Task statement. Locate the line that contains "Output the text content of this document.". Print it and each following line through the end of the listing, verbatim, and nothing more.

(Excerpt from a dataset)
===============
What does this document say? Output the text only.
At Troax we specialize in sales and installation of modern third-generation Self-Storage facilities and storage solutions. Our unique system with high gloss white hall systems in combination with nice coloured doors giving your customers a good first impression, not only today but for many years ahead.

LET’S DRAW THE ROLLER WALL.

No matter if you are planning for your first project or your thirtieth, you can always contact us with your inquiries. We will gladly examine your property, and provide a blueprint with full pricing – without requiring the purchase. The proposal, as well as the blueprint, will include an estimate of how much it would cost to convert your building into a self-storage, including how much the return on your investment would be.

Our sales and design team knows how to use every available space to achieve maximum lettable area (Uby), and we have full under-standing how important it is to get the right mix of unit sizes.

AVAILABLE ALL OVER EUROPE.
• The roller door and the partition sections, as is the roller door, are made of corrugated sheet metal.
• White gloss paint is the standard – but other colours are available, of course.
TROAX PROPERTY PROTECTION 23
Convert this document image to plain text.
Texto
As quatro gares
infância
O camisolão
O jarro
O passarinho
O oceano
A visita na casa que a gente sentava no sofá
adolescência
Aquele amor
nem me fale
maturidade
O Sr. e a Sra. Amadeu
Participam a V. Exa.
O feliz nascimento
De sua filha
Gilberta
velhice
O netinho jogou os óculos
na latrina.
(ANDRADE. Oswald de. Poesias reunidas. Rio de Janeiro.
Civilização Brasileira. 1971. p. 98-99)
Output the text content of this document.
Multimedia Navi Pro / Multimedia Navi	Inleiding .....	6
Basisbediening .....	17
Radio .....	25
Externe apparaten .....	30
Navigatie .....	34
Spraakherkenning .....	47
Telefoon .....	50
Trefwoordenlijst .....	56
===============
Final answer.
Output the text content of this document.
Multimedia Navi Pro / Multimedia Navi	Inleiding .....	6
Basisbediening .....	17
Radio .....	25
Externe apparaten .....	30
Navigatie .....	34
Spraakherkenning .....	47
Telefoon .....	50
Trefwoordenlijst .....	56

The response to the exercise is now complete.